• What you will do: Report all lines holding "name".

• Records for processing:
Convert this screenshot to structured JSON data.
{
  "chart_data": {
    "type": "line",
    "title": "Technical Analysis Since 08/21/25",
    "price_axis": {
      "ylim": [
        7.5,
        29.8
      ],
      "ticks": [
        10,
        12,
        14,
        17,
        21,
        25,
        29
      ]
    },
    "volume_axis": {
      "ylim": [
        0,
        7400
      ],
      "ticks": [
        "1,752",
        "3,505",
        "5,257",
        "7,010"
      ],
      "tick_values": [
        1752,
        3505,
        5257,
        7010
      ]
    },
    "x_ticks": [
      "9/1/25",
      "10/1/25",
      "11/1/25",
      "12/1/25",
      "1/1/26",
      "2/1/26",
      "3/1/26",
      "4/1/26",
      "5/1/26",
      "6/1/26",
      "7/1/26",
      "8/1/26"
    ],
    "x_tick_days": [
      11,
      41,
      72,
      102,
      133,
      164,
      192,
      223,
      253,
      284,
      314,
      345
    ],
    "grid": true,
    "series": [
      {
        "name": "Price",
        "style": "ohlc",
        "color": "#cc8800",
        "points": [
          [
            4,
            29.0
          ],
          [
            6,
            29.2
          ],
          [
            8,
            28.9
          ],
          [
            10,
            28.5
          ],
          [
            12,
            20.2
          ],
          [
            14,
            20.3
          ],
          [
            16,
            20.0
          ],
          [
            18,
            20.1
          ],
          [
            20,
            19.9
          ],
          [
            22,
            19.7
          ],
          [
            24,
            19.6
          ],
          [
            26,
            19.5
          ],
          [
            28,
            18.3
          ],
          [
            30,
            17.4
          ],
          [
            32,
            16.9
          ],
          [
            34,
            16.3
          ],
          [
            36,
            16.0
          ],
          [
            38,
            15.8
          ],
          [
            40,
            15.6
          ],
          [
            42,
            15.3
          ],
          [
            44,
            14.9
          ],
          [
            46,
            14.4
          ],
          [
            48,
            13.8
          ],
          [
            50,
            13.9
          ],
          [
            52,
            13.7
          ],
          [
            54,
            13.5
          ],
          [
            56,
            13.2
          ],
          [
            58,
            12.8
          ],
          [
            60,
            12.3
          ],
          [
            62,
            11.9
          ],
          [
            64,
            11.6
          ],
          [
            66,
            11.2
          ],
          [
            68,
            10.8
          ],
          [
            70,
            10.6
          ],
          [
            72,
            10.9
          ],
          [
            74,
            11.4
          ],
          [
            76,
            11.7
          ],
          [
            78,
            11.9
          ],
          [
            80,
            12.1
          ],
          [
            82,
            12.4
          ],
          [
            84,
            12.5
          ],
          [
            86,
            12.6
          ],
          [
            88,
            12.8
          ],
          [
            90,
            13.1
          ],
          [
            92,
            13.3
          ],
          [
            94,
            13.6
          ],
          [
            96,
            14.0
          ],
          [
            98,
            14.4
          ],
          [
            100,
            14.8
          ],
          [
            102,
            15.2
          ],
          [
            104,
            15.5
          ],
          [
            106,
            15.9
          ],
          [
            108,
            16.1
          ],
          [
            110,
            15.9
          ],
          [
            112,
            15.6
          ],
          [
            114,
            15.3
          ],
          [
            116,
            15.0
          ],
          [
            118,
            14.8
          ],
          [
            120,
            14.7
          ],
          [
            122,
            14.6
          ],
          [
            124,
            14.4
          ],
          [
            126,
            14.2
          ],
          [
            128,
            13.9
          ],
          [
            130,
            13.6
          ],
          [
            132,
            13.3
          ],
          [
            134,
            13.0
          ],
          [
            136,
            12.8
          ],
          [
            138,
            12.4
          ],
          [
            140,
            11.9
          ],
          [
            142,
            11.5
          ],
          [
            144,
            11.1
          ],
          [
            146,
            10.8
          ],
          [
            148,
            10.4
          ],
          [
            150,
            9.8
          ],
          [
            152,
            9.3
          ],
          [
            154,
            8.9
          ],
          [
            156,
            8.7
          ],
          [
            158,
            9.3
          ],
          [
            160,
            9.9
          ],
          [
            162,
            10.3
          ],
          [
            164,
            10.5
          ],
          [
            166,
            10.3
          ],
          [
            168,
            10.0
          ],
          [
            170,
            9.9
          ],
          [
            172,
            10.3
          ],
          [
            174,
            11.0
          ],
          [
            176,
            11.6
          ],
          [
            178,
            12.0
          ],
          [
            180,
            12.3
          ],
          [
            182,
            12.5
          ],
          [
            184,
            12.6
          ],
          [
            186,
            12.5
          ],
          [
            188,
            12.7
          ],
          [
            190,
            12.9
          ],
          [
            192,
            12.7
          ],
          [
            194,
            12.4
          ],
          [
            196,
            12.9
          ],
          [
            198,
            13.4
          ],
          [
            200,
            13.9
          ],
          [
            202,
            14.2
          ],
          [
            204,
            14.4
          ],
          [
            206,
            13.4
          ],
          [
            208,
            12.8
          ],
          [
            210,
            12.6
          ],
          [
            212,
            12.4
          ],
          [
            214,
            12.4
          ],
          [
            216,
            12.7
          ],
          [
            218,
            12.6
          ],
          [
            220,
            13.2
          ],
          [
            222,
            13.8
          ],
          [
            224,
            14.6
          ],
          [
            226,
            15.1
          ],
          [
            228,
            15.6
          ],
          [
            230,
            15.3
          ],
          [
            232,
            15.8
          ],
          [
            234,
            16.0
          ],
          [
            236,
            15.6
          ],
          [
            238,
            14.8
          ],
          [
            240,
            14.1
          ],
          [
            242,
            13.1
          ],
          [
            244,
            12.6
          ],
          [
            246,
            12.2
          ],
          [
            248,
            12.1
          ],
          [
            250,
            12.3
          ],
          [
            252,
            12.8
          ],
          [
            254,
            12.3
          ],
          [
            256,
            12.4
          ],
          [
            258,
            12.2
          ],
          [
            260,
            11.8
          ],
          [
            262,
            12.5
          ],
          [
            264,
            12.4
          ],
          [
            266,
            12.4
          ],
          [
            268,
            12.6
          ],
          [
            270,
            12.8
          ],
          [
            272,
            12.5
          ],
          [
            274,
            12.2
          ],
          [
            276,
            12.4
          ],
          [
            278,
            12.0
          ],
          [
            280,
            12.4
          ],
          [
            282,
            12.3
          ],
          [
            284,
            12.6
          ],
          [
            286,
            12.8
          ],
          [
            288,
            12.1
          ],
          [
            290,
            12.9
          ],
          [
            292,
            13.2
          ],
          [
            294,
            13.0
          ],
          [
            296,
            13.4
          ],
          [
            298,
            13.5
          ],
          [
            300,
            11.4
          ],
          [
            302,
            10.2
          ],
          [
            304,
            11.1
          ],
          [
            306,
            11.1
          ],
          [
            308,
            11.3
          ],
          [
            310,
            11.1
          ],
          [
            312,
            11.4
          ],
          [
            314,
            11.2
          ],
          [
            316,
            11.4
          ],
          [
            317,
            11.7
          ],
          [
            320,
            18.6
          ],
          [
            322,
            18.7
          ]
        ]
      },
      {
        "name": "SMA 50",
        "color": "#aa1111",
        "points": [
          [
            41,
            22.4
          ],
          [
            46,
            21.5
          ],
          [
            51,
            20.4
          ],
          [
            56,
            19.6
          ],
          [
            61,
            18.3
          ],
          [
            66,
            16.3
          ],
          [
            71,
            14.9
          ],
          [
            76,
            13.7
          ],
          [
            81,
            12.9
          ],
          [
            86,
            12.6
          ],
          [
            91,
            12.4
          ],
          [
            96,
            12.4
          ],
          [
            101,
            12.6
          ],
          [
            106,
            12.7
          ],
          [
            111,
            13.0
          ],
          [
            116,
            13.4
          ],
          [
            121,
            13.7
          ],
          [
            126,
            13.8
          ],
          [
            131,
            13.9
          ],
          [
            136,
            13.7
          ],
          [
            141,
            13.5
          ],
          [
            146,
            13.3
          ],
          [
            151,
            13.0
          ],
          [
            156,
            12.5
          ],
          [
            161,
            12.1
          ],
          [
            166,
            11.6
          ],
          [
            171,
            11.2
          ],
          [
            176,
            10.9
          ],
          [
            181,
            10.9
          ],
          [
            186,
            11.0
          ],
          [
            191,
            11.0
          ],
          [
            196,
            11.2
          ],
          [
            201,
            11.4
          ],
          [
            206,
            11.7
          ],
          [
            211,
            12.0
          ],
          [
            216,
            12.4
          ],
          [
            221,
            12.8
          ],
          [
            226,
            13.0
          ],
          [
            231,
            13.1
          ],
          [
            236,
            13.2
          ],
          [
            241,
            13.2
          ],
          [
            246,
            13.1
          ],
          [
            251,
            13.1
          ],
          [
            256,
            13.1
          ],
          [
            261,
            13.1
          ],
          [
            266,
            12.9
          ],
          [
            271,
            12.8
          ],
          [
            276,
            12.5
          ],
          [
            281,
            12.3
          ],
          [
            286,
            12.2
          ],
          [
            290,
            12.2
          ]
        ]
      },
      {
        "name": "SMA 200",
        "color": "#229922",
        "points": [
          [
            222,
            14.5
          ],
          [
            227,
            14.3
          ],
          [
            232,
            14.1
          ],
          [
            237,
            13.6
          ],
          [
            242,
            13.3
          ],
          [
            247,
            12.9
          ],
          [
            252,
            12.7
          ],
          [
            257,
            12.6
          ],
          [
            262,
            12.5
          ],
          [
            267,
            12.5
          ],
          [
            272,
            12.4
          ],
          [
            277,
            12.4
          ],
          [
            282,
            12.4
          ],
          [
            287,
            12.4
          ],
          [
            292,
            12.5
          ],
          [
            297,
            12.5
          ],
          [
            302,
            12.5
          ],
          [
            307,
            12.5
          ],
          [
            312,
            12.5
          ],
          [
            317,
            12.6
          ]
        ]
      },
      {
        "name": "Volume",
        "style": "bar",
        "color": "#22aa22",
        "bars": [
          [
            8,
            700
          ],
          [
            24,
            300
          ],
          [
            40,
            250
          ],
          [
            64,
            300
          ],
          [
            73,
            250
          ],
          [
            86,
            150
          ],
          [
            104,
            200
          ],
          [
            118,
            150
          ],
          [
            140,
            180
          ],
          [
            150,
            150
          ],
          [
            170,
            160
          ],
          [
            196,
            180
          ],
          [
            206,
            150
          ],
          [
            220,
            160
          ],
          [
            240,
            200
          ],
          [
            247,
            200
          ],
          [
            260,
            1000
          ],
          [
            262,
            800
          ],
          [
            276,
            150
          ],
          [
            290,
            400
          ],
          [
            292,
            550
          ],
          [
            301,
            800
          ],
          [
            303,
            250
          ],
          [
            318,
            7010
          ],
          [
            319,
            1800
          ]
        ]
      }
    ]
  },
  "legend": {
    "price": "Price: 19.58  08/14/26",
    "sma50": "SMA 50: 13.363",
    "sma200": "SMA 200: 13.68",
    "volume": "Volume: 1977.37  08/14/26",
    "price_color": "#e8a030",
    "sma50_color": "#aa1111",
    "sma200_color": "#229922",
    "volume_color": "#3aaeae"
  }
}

• Result below:
        "name": "Price",
        "name": "SMA 50",
        "name": "SMA 200",
        "name": "Volume",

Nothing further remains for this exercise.